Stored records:
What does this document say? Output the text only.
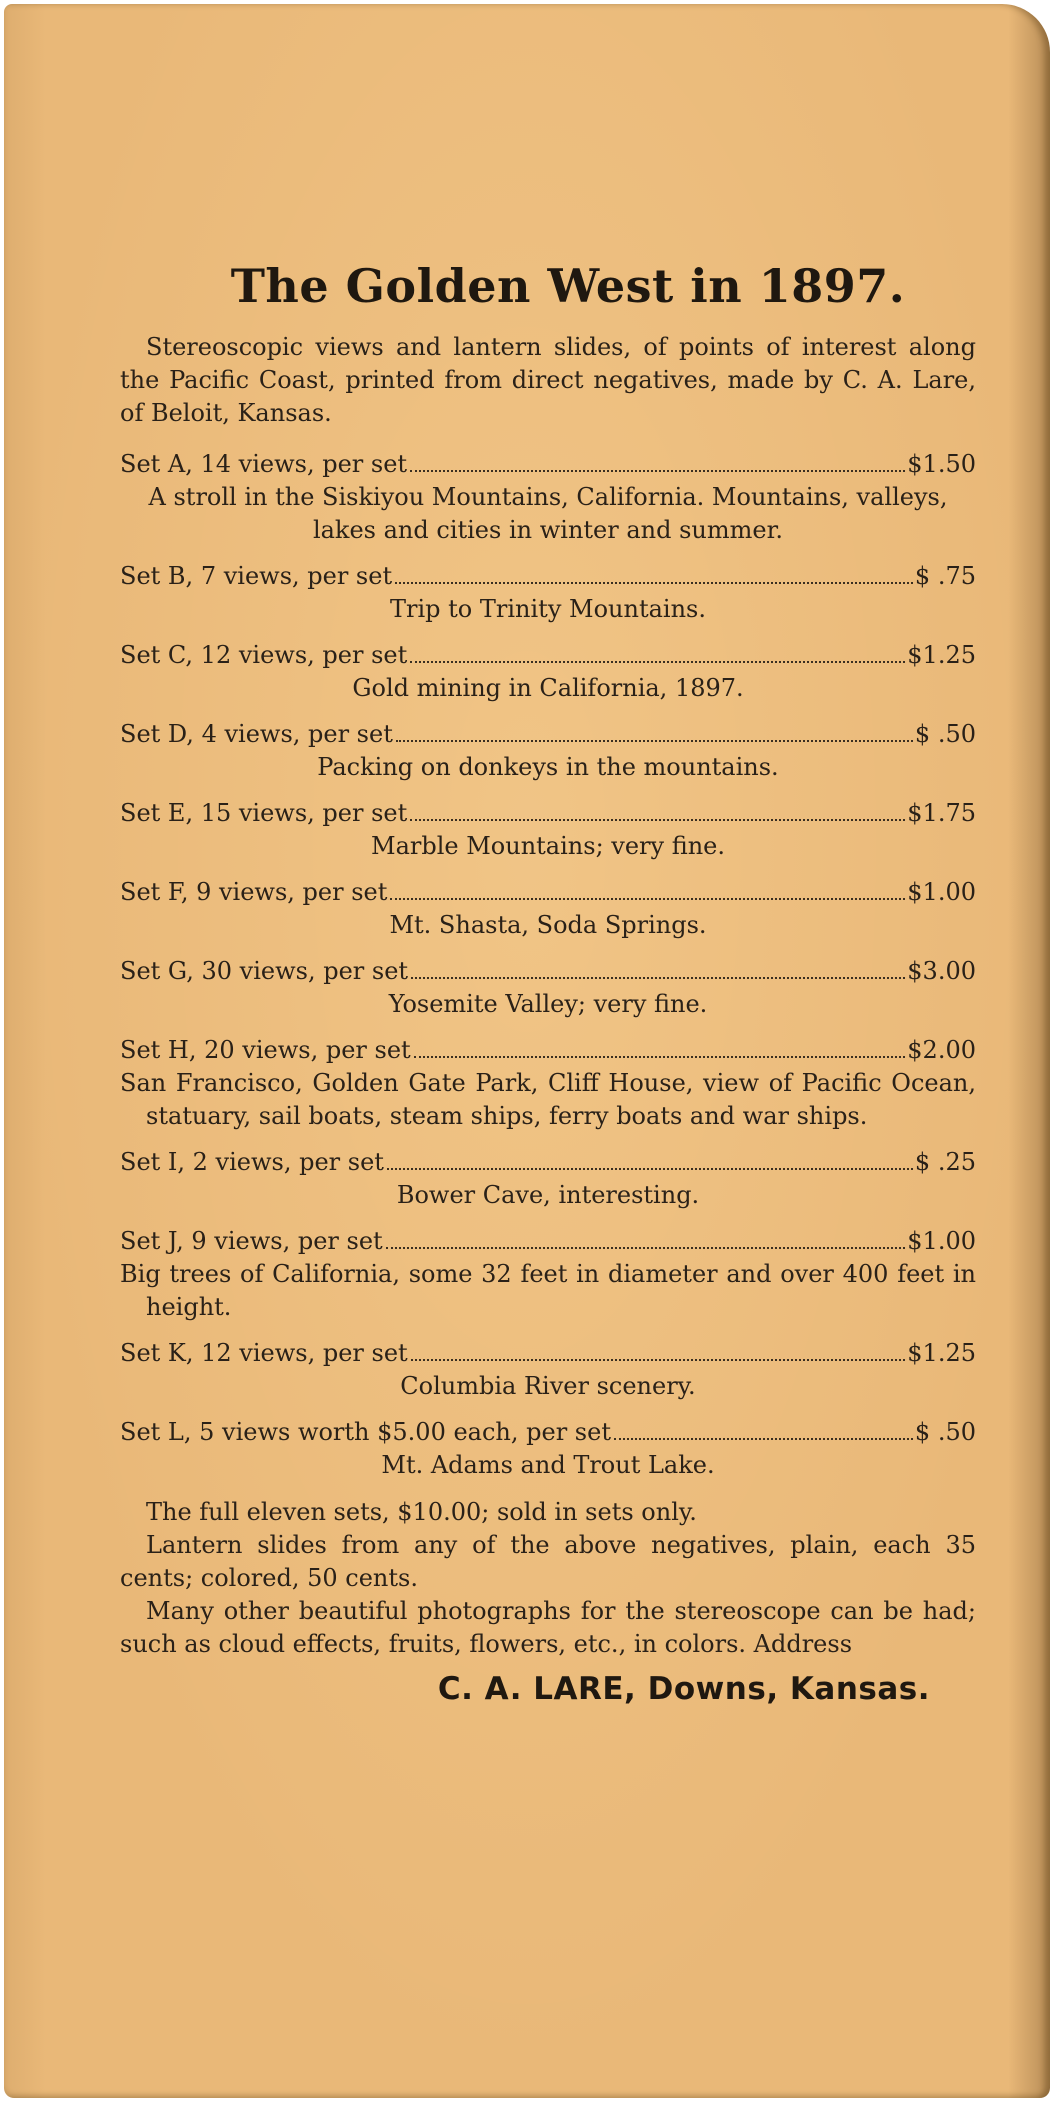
The Golden West in 1897.

Stereoscopic views and lantern slides, of points of interest along the Pacific Coast, printed from direct negatives, made by C. A. Lare, of Beloit, Kansas.

Set A, 14 views, per set	$1.50
A stroll in the Siskiyou Mountains, California. Mountains, valleys, lakes and cities in winter and summer.
Set B, 7 views, per set	$ .75
Trip to Trinity Mountains.
Set C, 12 views, per set	$1.25
Gold mining in California, 1897.
Set D, 4 views, per set	$ .50
Packing on donkeys in the mountains.
Set E, 15 views, per set	$1.75
Marble Mountains; very fine.
Set F, 9 views, per set	$1.00
Mt. Shasta, Soda Springs.
Set G, 30 views, per set	$3.00
Yosemite Valley; very fine.
Set H, 20 views, per set	$2.00
San Francisco, Golden Gate Park, Cliff House, view of Pacific Ocean, statuary, sail boats, steam ships, ferry boats and war ships.
Set I, 2 views, per set	$ .25
Bower Cave, interesting.
Set J, 9 views, per set	$1.00
Big trees of California, some 32 feet in diameter and over 400 feet in height.
Set K, 12 views, per set	$1.25
Columbia River scenery.
Set L, 5 views worth $5.00 each, per set	$ .50
Mt. Adams and Trout Lake.

The full eleven sets, $10.00; sold in sets only.

Lantern slides from any of the above negatives, plain, each 35 cents; colored, 50 cents.

Many other beautiful photographs for the stereoscope can be had; such as cloud effects, fruits, flowers, etc., in colors. Address

C. A. LARE, Downs, Kansas.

## THE TASK
Pictures don't belong in the copy. Transcribe every record exactly as it appears.

## TASK OUTPUT
What does this document say? Output the text only.
The Golden West in 1897.

Stereoscopic views and lantern slides, of points of interest along the Pacific Coast, printed from direct negatives, made by C. A. Lare, of Beloit, Kansas.

Set A, 14 views, per set	$1.50
A stroll in the Siskiyou Mountains, California. Mountains, valleys, lakes and cities in winter and summer.
Set B, 7 views, per set	$ .75
Trip to Trinity Mountains.
Set C, 12 views, per set	$1.25
Gold mining in California, 1897.
Set D, 4 views, per set	$ .50
Packing on donkeys in the mountains.
Set E, 15 views, per set	$1.75
Marble Mountains; very fine.
Set F, 9 views, per set	$1.00
Mt. Shasta, Soda Springs.
Set G, 30 views, per set	$3.00
Yosemite Valley; very fine.
Set H, 20 views, per set	$2.00
San Francisco, Golden Gate Park, Cliff House, view of Pacific Ocean, statuary, sail boats, steam ships, ferry boats and war ships.
Set I, 2 views, per set	$ .25
Bower Cave, interesting.
Set J, 9 views, per set	$1.00
Big trees of California, some 32 feet in diameter and over 400 feet in height.
Set K, 12 views, per set	$1.25
Columbia River scenery.
Set L, 5 views worth $5.00 each, per set	$ .50
Mt. Adams and Trout Lake.

The full eleven sets, $10.00; sold in sets only.

Lantern slides from any of the above negatives, plain, each 35 cents; colored, 50 cents.

Many other beautiful photographs for the stereoscope can be had; such as cloud effects, fruits, flowers, etc., in colors. Address

C. A. LARE, Downs, Kansas.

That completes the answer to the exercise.